— start of Excerpted records —
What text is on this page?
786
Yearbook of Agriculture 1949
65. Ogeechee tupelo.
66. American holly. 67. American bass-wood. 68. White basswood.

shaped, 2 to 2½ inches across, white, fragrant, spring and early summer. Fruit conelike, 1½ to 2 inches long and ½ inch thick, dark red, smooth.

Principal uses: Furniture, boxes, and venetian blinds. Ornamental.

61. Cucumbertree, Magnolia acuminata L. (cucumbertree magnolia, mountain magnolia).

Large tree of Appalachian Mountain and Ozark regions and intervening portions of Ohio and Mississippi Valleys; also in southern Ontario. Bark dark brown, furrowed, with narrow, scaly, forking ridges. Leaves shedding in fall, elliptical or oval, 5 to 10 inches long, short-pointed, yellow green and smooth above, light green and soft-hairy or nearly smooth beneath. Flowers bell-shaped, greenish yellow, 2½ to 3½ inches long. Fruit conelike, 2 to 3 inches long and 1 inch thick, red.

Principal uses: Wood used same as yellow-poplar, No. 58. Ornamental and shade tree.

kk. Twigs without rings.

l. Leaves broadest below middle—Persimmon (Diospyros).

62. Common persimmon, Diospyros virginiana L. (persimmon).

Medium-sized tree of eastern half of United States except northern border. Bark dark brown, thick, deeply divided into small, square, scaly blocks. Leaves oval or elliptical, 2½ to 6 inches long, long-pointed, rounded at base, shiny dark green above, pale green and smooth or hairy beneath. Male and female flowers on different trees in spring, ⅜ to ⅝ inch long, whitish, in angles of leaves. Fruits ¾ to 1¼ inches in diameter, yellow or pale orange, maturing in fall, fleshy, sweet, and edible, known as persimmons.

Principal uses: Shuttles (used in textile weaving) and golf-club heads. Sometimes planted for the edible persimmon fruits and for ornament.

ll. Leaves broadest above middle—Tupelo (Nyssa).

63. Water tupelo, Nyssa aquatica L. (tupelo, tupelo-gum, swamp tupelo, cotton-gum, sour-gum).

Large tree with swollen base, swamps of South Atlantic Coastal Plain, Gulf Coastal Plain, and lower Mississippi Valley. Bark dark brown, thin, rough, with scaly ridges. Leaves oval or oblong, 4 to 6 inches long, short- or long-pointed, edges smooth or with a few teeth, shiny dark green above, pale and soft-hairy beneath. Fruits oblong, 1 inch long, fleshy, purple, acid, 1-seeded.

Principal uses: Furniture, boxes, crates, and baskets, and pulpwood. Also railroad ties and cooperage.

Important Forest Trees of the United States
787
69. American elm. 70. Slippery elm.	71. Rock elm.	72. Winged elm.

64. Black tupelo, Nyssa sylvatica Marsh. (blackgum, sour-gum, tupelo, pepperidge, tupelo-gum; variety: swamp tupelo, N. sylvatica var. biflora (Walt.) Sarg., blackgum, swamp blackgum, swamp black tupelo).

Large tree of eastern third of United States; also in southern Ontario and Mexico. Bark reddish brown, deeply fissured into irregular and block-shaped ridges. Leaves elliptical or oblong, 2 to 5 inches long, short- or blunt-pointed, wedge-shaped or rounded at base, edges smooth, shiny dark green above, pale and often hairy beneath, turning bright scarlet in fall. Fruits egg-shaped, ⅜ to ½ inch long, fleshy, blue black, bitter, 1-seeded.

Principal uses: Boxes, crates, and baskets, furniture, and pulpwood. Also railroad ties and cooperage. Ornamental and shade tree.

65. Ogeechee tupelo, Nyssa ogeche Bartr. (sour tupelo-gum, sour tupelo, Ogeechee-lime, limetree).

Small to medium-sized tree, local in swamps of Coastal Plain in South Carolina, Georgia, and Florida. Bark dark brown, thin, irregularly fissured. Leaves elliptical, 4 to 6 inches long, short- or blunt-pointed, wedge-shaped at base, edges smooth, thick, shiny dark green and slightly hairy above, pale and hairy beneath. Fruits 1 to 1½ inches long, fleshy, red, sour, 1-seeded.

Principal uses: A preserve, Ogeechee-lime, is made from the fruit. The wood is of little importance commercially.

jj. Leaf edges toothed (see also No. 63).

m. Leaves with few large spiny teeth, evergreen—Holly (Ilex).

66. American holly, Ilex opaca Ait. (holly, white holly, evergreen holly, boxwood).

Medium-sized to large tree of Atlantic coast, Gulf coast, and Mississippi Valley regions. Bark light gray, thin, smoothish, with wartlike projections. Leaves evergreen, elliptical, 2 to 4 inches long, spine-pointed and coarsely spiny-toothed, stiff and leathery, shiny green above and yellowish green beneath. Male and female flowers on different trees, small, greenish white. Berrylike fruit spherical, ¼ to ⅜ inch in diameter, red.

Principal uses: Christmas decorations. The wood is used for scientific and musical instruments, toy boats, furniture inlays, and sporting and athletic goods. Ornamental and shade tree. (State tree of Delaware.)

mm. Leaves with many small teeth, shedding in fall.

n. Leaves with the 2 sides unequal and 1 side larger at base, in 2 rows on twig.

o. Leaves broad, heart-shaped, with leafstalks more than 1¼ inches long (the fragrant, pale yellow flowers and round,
— end of Excerpted records —
**Your instructions:**
Repeat the whole listing exactly, keeping every line intact.

**Solution to the exercise:**
What text is on this page?
786
Yearbook of Agriculture 1949
65. Ogeechee tupelo.
66. American holly. 67. American bass-wood. 68. White basswood.

shaped, 2 to 2½ inches across, white, fragrant, spring and early summer. Fruit conelike, 1½ to 2 inches long and ½ inch thick, dark red, smooth.

Principal uses: Furniture, boxes, and venetian blinds. Ornamental.

61. Cucumbertree, Magnolia acuminata L. (cucumbertree magnolia, mountain magnolia).

Large tree of Appalachian Mountain and Ozark regions and intervening portions of Ohio and Mississippi Valleys; also in southern Ontario. Bark dark brown, furrowed, with narrow, scaly, forking ridges. Leaves shedding in fall, elliptical or oval, 5 to 10 inches long, short-pointed, yellow green and smooth above, light green and soft-hairy or nearly smooth beneath. Flowers bell-shaped, greenish yellow, 2½ to 3½ inches long. Fruit conelike, 2 to 3 inches long and 1 inch thick, red.

Principal uses: Wood used same as yellow-poplar, No. 58. Ornamental and shade tree.

kk. Twigs without rings.

l. Leaves broadest below middle—Persimmon (Diospyros).

62. Common persimmon, Diospyros virginiana L. (persimmon).

Medium-sized tree of eastern half of United States except northern border. Bark dark brown, thick, deeply divided into small, square, scaly blocks. Leaves oval or elliptical, 2½ to 6 inches long, long-pointed, rounded at base, shiny dark green above, pale green and smooth or hairy beneath. Male and female flowers on different trees in spring, ⅜ to ⅝ inch long, whitish, in angles of leaves. Fruits ¾ to 1¼ inches in diameter, yellow or pale orange, maturing in fall, fleshy, sweet, and edible, known as persimmons.

Principal uses: Shuttles (used in textile weaving) and golf-club heads. Sometimes planted for the edible persimmon fruits and for ornament.

ll. Leaves broadest above middle—Tupelo (Nyssa).

63. Water tupelo, Nyssa aquatica L. (tupelo, tupelo-gum, swamp tupelo, cotton-gum, sour-gum).

Large tree with swollen base, swamps of South Atlantic Coastal Plain, Gulf Coastal Plain, and lower Mississippi Valley. Bark dark brown, thin, rough, with scaly ridges. Leaves oval or oblong, 4 to 6 inches long, short- or long-pointed, edges smooth or with a few teeth, shiny dark green above, pale and soft-hairy beneath. Fruits oblong, 1 inch long, fleshy, purple, acid, 1-seeded.

Principal uses: Furniture, boxes, crates, and baskets, and pulpwood. Also railroad ties and cooperage.

Important Forest Trees of the United States
787
69. American elm. 70. Slippery elm.	71. Rock elm.	72. Winged elm.

64. Black tupelo, Nyssa sylvatica Marsh. (blackgum, sour-gum, tupelo, pepperidge, tupelo-gum; variety: swamp tupelo, N. sylvatica var. biflora (Walt.) Sarg., blackgum, swamp blackgum, swamp black tupelo).

Large tree of eastern third of United States; also in southern Ontario and Mexico. Bark reddish brown, deeply fissured into irregular and block-shaped ridges. Leaves elliptical or oblong, 2 to 5 inches long, short- or blunt-pointed, wedge-shaped or rounded at base, edges smooth, shiny dark green above, pale and often hairy beneath, turning bright scarlet in fall. Fruits egg-shaped, ⅜ to ½ inch long, fleshy, blue black, bitter, 1-seeded.

Principal uses: Boxes, crates, and baskets, furniture, and pulpwood. Also railroad ties and cooperage. Ornamental and shade tree.

65. Ogeechee tupelo, Nyssa ogeche Bartr. (sour tupelo-gum, sour tupelo, Ogeechee-lime, limetree).

Small to medium-sized tree, local in swamps of Coastal Plain in South Carolina, Georgia, and Florida. Bark dark brown, thin, irregularly fissured. Leaves elliptical, 4 to 6 inches long, short- or blunt-pointed, wedge-shaped at base, edges smooth, thick, shiny dark green and slightly hairy above, pale and hairy beneath. Fruits 1 to 1½ inches long, fleshy, red, sour, 1-seeded.

Principal uses: A preserve, Ogeechee-lime, is made from the fruit. The wood is of little importance commercially.

jj. Leaf edges toothed (see also No. 63).

m. Leaves with few large spiny teeth, evergreen—Holly (Ilex).

66. American holly, Ilex opaca Ait. (holly, white holly, evergreen holly, boxwood).

Medium-sized to large tree of Atlantic coast, Gulf coast, and Mississippi Valley regions. Bark light gray, thin, smoothish, with wartlike projections. Leaves evergreen, elliptical, 2 to 4 inches long, spine-pointed and coarsely spiny-toothed, stiff and leathery, shiny green above and yellowish green beneath. Male and female flowers on different trees, small, greenish white. Berrylike fruit spherical, ¼ to ⅜ inch in diameter, red.

Principal uses: Christmas decorations. The wood is used for scientific and musical instruments, toy boats, furniture inlays, and sporting and athletic goods. Ornamental and shade tree. (State tree of Delaware.)

mm. Leaves with many small teeth, shedding in fall.

n. Leaves with the 2 sides unequal and 1 side larger at base, in 2 rows on twig.

o. Leaves broad, heart-shaped, with leafstalks more than 1¼ inches long (the fragrant, pale yellow flowers and round,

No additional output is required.